What you are asked to do:
Please report every line from the material that contains the word "ylabel".

[Figure dataset records]
▼
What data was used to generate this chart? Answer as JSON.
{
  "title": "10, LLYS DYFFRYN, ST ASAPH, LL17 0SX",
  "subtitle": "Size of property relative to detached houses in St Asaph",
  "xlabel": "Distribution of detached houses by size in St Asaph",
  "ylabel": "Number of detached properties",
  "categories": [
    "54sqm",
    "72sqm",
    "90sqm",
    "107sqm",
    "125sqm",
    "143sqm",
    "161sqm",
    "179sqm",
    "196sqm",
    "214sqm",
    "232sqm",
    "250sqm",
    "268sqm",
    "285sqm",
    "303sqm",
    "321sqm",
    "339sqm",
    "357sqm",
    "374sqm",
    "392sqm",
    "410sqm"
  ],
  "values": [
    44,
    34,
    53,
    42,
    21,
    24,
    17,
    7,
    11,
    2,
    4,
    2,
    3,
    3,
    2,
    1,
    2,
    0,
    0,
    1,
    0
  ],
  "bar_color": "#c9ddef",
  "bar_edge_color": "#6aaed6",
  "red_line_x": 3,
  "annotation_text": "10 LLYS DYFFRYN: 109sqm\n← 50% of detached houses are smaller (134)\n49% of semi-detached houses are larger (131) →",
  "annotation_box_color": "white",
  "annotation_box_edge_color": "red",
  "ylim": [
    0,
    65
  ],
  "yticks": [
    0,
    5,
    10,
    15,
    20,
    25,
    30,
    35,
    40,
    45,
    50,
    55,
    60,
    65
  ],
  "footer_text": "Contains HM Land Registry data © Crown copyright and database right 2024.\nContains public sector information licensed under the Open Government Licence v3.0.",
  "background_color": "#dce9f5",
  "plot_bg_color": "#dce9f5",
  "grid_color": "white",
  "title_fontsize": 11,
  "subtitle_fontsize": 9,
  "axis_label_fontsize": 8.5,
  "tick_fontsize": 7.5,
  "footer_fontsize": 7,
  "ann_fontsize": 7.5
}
▲
▼
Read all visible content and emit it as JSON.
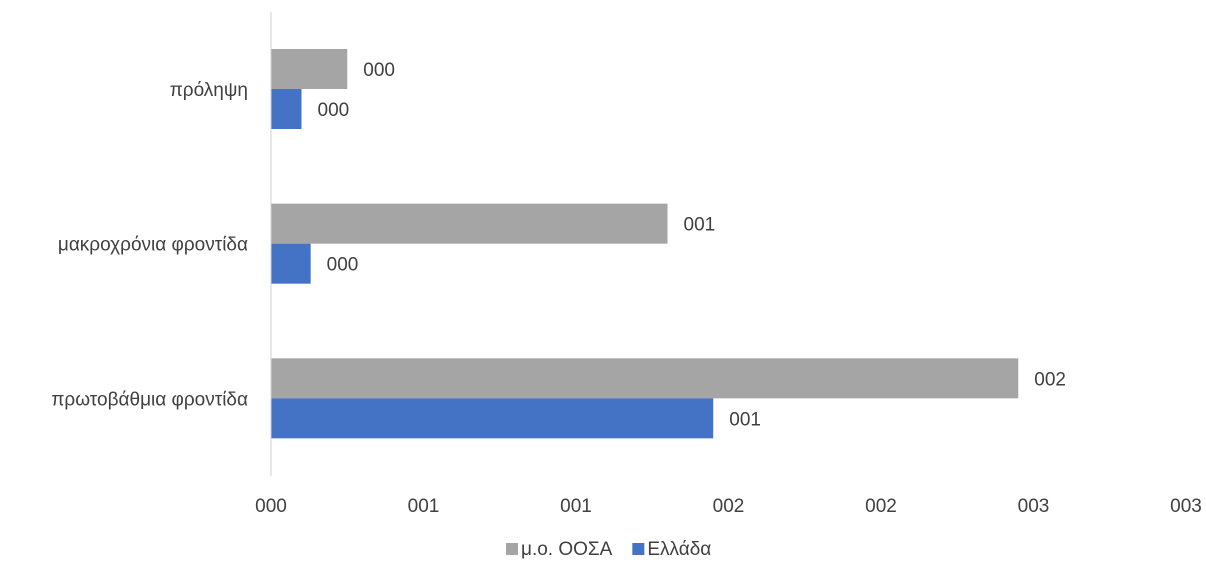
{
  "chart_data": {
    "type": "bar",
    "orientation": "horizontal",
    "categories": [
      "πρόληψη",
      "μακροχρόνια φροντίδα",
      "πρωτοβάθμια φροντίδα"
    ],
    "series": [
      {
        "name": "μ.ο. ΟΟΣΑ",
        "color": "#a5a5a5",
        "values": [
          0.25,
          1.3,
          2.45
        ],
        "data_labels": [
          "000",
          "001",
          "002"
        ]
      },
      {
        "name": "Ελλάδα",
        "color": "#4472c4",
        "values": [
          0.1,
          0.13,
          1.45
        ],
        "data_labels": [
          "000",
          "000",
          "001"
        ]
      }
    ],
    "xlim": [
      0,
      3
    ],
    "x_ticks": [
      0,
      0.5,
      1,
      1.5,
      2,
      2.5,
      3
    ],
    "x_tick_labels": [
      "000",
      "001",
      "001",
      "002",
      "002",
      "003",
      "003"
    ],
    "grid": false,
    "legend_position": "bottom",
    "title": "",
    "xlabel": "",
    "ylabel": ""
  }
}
▲
Output below:
  "ylabel": "Number of detached properties",
    "ylabel": ""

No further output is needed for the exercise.